Print the listing as it stands, omitting all images.
--- TASK DATA ---
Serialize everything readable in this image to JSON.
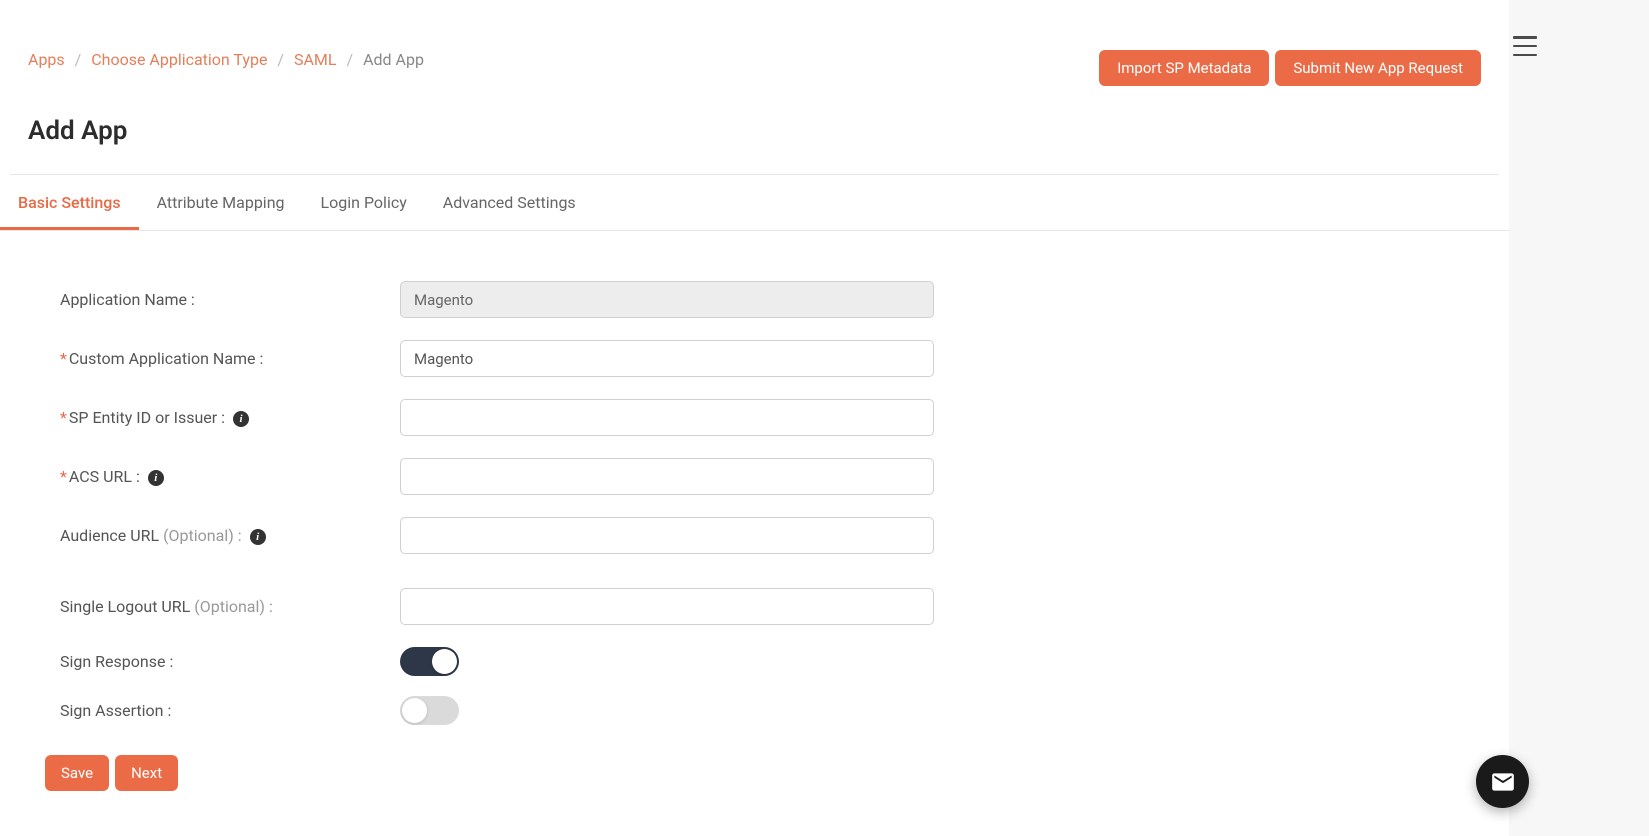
{
  "breadcrumb": {
    "items": [
      {
        "label": "Apps",
        "link": true
      },
      {
        "label": "Choose Application Type",
        "link": true
      },
      {
        "label": "SAML",
        "link": true
      },
      {
        "label": "Add App",
        "link": false
      }
    ]
  },
  "topButtons": {
    "import": "Import SP Metadata",
    "submit": "Submit New App Request"
  },
  "page": {
    "title": "Add App"
  },
  "tabs": {
    "basic": "Basic Settings",
    "attribute": "Attribute Mapping",
    "login": "Login Policy",
    "advanced": "Advanced Settings"
  },
  "form": {
    "appName": {
      "label": "Application Name :",
      "value": "Magento"
    },
    "customName": {
      "label": "Custom Application Name :",
      "value": "Magento"
    },
    "spEntity": {
      "label": "SP Entity ID or Issuer :",
      "value": ""
    },
    "acsUrl": {
      "label": "ACS URL :",
      "value": ""
    },
    "audienceUrl": {
      "label": "Audience URL",
      "optional": "(Optional) :",
      "value": ""
    },
    "sloUrl": {
      "label": "Single Logout URL",
      "optional": "(Optional) :",
      "value": ""
    },
    "signResponse": {
      "label": "Sign Response :",
      "value": true
    },
    "signAssertion": {
      "label": "Sign Assertion :",
      "value": false
    }
  },
  "bottomButtons": {
    "save": "Save",
    "next": "Next"
  },
  "infoGlyph": "i"
}
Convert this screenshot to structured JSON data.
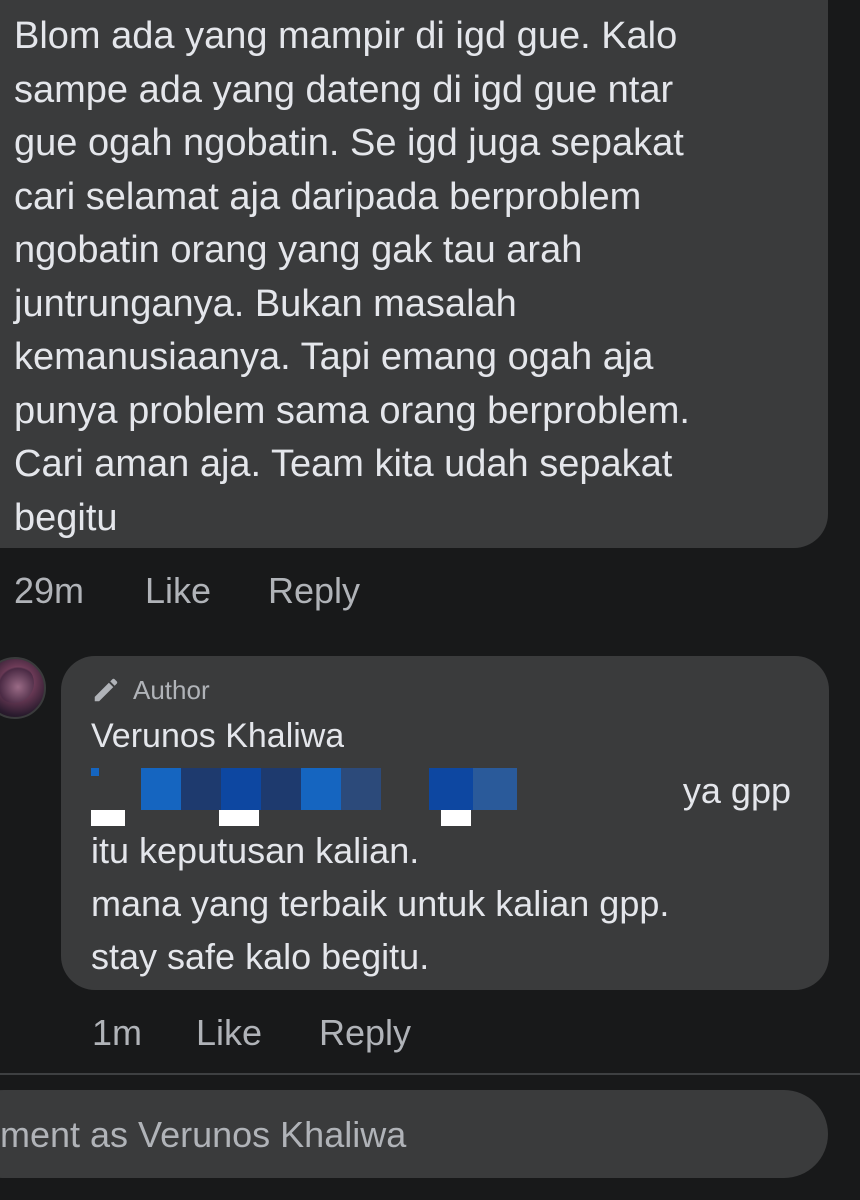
---
- **EXPECTED OUTPUT**
Serialize everything readable in this image to JSON.
{
  "breadcrumb": {
    "items": [
      {
        "label": "Apps",
        "link": true
      },
      {
        "label": "Choose Application Type",
        "link": true
      },
      {
        "label": "SAML",
        "link": true
      },
      {
        "label": "Add App",
        "link": false
      }
    ]
  },
  "topButtons": {
    "import": "Import SP Metadata",
    "submit": "Submit New App Request"
  },
  "page": {
    "title": "Add App"
  },
  "tabs": {
    "basic": "Basic Settings",
    "attribute": "Attribute Mapping",
    "login": "Login Policy",
    "advanced": "Advanced Settings"
  },
  "form": {
    "appName": {
      "label": "Application Name :",
      "value": "Magento"
    },
    "customName": {
      "label": "Custom Application Name :",
      "value": "Magento"
    },
    "spEntity": {
      "label": "SP Entity ID or Issuer :",
      "value": ""
    },
    "acsUrl": {
      "label": "ACS URL :",
      "value": ""
    },
    "audienceUrl": {
      "label": "Audience URL",
      "optional": "(Optional) :",
      "value": ""
    },
    "sloUrl": {
      "label": "Single Logout URL",
      "optional": "(Optional) :",
      "value": ""
    },
    "signResponse": {
      "label": "Sign Response :",
      "value": true
    },
    "signAssertion": {
      "label": "Sign Assertion :",
      "value": false
    }
  },
  "bottomButtons": {
    "save": "Save",
    "next": "Next"
  },
  "infoGlyph": "i"
}
Convert this screenshot to structured JSON data.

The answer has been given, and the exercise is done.